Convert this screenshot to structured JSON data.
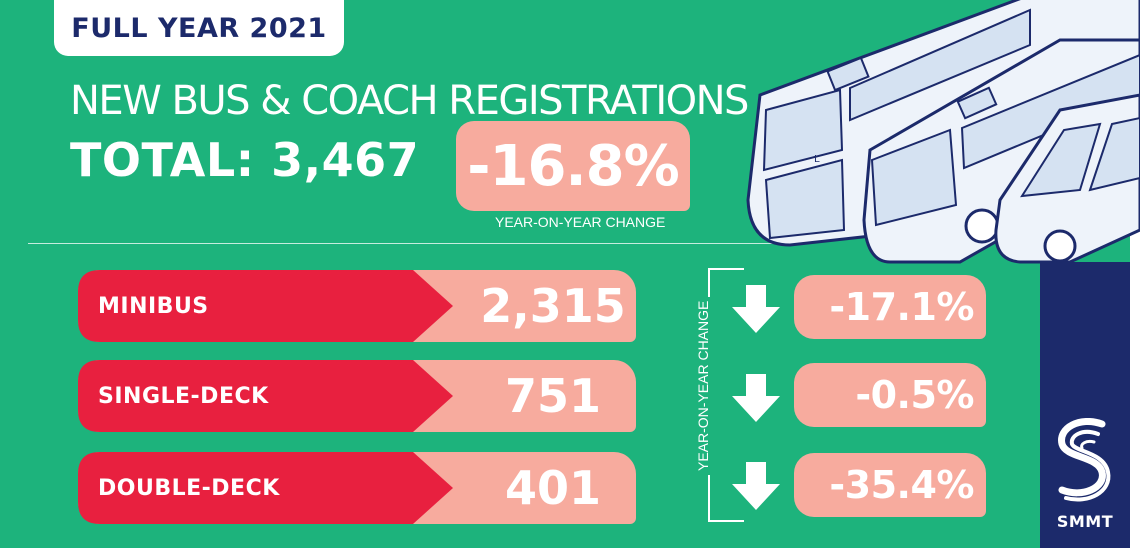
{
  "badge": "FULL YEAR 2021",
  "headline": "NEW BUS & COACH REGISTRATIONS",
  "total": "TOTAL: 3,467",
  "total_change": "-16.8%",
  "total_change_caption": "YEAR-ON-YEAR CHANGE",
  "bracket_label": "YEAR-ON-YEAR CHANGE",
  "rows": [
    {
      "label": "MINIBUS",
      "value": "2,315",
      "change": "-17.1%"
    },
    {
      "label": "SINGLE-DECK",
      "value": "751",
      "change": "-0.5%"
    },
    {
      "label": "DOUBLE-DECK",
      "value": "401",
      "change": "-35.4%"
    }
  ],
  "logo_text": "SMMT",
  "bus_marking": "L",
  "icons": [
    "down-arrow-icon",
    "smmt-logo-icon",
    "bus-illustration"
  ],
  "colors": {
    "background": "#1db37c",
    "badge_text": "#1c2a6b",
    "label_red": "#e8203f",
    "value_pink": "#f7ab9e",
    "navy": "#1c2a6b",
    "white": "#ffffff"
  }
}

• **YOUR OBJECTIVE**: Retype the records exactly. Any image in them should not appear in what you write.

• **TASK RESPONSE**:
Convert this screenshot to structured JSON data.
{
  "badge": "FULL YEAR 2021",
  "headline": "NEW BUS & COACH REGISTRATIONS",
  "total": "TOTAL: 3,467",
  "total_change": "-16.8%",
  "total_change_caption": "YEAR-ON-YEAR CHANGE",
  "bracket_label": "YEAR-ON-YEAR CHANGE",
  "rows": [
    {
      "label": "MINIBUS",
      "value": "2,315",
      "change": "-17.1%"
    },
    {
      "label": "SINGLE-DECK",
      "value": "751",
      "change": "-0.5%"
    },
    {
      "label": "DOUBLE-DECK",
      "value": "401",
      "change": "-35.4%"
    }
  ],
  "logo_text": "SMMT",
  "bus_marking": "L",
  "icons": [
    "down-arrow-icon",
    "smmt-logo-icon",
    "bus-illustration"
  ],
  "colors": {
    "background": "#1db37c",
    "badge_text": "#1c2a6b",
    "label_red": "#e8203f",
    "value_pink": "#f7ab9e",
    "navy": "#1c2a6b",
    "white": "#ffffff"
  }
}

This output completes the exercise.